*Exercise:*
Below is a block of records. Copy every line in it that contains the word "Chemicals".
□ □ □ □
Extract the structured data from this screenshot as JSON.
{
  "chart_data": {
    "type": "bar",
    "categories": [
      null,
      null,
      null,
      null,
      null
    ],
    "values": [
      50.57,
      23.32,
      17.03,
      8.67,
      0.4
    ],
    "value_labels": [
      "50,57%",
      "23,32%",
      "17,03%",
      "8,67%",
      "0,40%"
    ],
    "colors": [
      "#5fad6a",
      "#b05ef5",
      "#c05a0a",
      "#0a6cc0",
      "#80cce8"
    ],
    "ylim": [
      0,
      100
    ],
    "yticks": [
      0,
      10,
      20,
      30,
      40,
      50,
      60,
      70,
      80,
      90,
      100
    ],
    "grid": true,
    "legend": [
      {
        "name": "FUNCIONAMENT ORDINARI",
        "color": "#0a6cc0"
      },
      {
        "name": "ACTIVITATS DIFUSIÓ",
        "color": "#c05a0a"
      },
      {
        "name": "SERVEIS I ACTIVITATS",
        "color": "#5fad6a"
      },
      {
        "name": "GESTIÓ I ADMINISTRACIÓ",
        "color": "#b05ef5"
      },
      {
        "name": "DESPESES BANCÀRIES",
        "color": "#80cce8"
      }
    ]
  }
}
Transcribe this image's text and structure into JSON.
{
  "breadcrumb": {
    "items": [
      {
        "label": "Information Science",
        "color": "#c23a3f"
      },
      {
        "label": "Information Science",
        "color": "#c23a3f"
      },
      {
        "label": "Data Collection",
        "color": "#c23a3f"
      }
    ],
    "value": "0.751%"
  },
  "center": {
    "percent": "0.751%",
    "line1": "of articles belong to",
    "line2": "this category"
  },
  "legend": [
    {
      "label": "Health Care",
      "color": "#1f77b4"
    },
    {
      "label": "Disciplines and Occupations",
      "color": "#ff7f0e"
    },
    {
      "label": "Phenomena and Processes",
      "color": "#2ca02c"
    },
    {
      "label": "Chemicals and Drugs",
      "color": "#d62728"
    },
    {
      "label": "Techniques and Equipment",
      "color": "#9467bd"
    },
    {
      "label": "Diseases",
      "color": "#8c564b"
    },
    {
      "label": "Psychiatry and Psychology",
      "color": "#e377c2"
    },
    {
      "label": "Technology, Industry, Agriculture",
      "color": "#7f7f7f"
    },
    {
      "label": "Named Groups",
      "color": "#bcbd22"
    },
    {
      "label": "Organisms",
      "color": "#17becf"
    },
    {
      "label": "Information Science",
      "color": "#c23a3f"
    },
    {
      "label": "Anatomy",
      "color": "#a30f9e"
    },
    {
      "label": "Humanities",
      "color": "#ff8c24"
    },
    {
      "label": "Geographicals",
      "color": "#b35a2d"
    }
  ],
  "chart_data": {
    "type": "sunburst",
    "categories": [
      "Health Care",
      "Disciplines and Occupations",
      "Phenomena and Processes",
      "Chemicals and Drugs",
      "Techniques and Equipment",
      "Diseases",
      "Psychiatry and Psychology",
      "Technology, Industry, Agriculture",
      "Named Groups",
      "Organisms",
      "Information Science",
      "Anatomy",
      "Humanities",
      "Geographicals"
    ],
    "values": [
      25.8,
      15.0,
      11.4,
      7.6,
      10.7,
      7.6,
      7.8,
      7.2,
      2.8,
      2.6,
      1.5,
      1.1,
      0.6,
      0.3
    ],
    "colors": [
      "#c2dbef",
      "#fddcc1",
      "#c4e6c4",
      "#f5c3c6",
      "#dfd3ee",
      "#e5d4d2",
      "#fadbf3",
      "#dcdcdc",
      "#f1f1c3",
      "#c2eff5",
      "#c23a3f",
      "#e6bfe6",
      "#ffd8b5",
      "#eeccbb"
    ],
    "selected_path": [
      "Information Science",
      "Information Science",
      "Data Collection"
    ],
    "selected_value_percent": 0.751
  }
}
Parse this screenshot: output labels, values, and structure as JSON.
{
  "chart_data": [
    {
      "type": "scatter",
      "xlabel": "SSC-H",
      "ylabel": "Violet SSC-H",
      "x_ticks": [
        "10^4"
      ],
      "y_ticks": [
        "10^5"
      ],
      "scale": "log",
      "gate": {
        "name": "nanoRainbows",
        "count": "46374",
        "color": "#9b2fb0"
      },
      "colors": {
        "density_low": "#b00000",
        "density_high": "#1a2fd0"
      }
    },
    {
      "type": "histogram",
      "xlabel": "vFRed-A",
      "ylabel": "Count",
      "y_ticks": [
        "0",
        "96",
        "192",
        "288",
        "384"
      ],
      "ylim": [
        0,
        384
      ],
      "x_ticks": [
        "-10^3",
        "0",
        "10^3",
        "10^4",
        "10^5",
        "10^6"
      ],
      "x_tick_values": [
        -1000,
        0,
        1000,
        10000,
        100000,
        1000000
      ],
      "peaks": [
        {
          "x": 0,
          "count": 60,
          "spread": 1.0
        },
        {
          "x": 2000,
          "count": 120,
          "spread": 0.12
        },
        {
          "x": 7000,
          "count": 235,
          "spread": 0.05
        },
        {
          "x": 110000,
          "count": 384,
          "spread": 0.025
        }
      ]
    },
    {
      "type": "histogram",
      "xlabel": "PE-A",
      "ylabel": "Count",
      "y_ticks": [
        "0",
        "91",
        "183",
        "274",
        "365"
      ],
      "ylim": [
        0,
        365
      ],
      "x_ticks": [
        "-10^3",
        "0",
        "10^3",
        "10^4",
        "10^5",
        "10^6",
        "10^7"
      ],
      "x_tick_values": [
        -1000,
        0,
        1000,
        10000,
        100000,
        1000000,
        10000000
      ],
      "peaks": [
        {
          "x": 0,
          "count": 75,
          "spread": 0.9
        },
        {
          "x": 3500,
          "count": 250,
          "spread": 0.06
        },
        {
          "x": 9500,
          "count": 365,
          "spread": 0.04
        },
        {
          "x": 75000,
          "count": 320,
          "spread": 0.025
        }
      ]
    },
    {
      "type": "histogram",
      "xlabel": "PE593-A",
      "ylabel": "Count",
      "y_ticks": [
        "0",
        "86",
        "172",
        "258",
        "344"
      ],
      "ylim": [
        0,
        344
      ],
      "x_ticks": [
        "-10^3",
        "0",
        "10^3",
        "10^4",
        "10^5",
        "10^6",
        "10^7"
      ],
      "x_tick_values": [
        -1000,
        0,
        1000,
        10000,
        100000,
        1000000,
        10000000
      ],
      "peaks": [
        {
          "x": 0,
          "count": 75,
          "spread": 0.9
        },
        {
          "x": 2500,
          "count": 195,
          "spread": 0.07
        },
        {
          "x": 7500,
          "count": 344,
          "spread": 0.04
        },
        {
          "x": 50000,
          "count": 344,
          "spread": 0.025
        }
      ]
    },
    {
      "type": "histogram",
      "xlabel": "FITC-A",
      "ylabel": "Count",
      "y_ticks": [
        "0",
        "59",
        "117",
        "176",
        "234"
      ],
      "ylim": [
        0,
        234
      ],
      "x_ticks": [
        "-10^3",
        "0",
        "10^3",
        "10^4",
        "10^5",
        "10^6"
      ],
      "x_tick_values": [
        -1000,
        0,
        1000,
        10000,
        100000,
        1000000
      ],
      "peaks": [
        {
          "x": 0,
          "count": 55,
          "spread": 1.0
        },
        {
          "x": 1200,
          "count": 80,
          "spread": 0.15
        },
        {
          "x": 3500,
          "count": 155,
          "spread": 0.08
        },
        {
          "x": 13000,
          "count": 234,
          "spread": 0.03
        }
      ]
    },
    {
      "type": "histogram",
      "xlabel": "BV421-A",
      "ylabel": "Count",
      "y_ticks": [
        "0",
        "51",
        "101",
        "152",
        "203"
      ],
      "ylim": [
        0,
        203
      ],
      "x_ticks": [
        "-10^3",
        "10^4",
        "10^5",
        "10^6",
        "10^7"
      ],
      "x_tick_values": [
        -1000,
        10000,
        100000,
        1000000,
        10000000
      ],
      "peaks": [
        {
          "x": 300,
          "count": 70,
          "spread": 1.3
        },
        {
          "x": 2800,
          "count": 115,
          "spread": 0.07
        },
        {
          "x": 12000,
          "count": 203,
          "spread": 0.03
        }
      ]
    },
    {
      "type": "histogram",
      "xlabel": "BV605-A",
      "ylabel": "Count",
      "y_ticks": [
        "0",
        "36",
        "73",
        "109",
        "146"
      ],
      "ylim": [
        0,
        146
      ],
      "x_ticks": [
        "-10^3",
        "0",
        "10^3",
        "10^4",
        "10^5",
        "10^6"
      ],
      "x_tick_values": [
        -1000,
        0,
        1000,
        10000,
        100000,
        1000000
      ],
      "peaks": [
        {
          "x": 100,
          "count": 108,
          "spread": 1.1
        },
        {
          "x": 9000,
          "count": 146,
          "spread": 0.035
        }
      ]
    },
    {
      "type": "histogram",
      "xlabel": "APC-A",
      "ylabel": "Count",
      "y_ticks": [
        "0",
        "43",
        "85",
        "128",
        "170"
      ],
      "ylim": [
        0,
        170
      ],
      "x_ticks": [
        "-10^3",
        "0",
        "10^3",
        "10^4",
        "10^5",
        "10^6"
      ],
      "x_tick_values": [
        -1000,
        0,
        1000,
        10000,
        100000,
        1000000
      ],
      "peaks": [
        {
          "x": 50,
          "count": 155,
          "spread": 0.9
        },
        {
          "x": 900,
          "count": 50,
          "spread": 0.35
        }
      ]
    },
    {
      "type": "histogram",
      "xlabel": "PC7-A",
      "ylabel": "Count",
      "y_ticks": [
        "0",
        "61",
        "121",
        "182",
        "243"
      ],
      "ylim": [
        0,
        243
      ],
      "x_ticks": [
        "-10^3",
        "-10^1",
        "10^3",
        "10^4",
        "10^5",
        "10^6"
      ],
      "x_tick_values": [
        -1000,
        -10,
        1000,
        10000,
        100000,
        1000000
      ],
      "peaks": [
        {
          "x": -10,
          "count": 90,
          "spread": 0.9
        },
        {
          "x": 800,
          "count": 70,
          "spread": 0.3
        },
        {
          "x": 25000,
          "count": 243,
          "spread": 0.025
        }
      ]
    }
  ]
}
□ □ □ □
*Response for this exercise:*
      "label": "Chemicals and Drugs",
      "Chemicals and Drugs",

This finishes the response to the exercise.